All of the records below should be output exactly.

• EXCERPTED RECORDS:
-------------------------

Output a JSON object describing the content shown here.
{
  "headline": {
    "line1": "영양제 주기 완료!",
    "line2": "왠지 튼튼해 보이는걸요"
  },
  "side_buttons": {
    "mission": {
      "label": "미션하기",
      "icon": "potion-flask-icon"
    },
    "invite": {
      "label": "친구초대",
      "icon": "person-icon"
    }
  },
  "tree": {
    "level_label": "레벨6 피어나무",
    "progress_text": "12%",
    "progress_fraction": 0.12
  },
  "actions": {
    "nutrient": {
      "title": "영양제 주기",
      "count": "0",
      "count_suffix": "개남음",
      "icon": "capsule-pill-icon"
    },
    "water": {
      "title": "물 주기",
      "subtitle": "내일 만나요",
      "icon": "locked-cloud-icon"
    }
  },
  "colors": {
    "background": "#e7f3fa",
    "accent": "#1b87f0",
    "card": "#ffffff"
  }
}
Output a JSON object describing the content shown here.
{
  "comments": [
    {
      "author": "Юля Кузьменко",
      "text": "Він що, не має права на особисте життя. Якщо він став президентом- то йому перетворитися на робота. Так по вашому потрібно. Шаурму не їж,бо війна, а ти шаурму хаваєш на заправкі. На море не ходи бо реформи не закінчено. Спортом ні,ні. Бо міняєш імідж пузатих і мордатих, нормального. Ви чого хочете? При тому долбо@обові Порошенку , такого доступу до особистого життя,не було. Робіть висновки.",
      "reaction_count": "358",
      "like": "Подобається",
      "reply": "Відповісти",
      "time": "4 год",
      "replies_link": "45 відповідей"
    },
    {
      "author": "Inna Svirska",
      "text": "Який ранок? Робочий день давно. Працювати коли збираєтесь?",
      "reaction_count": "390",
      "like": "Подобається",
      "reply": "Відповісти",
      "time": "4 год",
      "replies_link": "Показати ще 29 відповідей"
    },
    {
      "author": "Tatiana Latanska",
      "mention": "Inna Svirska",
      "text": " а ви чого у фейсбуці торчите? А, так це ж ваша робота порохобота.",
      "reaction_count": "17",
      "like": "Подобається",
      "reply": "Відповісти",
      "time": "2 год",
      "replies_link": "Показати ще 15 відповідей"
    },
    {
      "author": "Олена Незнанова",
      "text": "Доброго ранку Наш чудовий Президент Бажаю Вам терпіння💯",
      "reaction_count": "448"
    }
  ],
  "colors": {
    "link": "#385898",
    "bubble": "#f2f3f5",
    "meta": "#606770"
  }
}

-------------------------

• OUTPUT OF THE TASK:
Output a JSON object describing the content shown here.
{
  "headline": {
    "line1": "영양제 주기 완료!",
    "line2": "왠지 튼튼해 보이는걸요"
  },
  "side_buttons": {
    "mission": {
      "label": "미션하기",
      "icon": "potion-flask-icon"
    },
    "invite": {
      "label": "친구초대",
      "icon": "person-icon"
    }
  },
  "tree": {
    "level_label": "레벨6 피어나무",
    "progress_text": "12%",
    "progress_fraction": 0.12
  },
  "actions": {
    "nutrient": {
      "title": "영양제 주기",
      "count": "0",
      "count_suffix": "개남음",
      "icon": "capsule-pill-icon"
    },
    "water": {
      "title": "물 주기",
      "subtitle": "내일 만나요",
      "icon": "locked-cloud-icon"
    }
  },
  "colors": {
    "background": "#e7f3fa",
    "accent": "#1b87f0",
    "card": "#ffffff"
  }
}
Output a JSON object describing the content shown here.
{
  "comments": [
    {
      "author": "Юля Кузьменко",
      "text": "Він що, не має права на особисте життя. Якщо він став президентом- то йому перетворитися на робота. Так по вашому потрібно. Шаурму не їж,бо війна, а ти шаурму хаваєш на заправкі. На море не ходи бо реформи не закінчено. Спортом ні,ні. Бо міняєш імідж пузатих і мордатих, нормального. Ви чого хочете? При тому долбо@обові Порошенку , такого доступу до особистого життя,не було. Робіть висновки.",
      "reaction_count": "358",
      "like": "Подобається",
      "reply": "Відповісти",
      "time": "4 год",
      "replies_link": "45 відповідей"
    },
    {
      "author": "Inna Svirska",
      "text": "Який ранок? Робочий день давно. Працювати коли збираєтесь?",
      "reaction_count": "390",
      "like": "Подобається",
      "reply": "Відповісти",
      "time": "4 год",
      "replies_link": "Показати ще 29 відповідей"
    },
    {
      "author": "Tatiana Latanska",
      "mention": "Inna Svirska",
      "text": " а ви чого у фейсбуці торчите? А, так це ж ваша робота порохобота.",
      "reaction_count": "17",
      "like": "Подобається",
      "reply": "Відповісти",
      "time": "2 год",
      "replies_link": "Показати ще 15 відповідей"
    },
    {
      "author": "Олена Незнанова",
      "text": "Доброго ранку Наш чудовий Президент Бажаю Вам терпіння💯",
      "reaction_count": "448"
    }
  ],
  "colors": {
    "link": "#385898",
    "bubble": "#f2f3f5",
    "meta": "#606770"
  }
}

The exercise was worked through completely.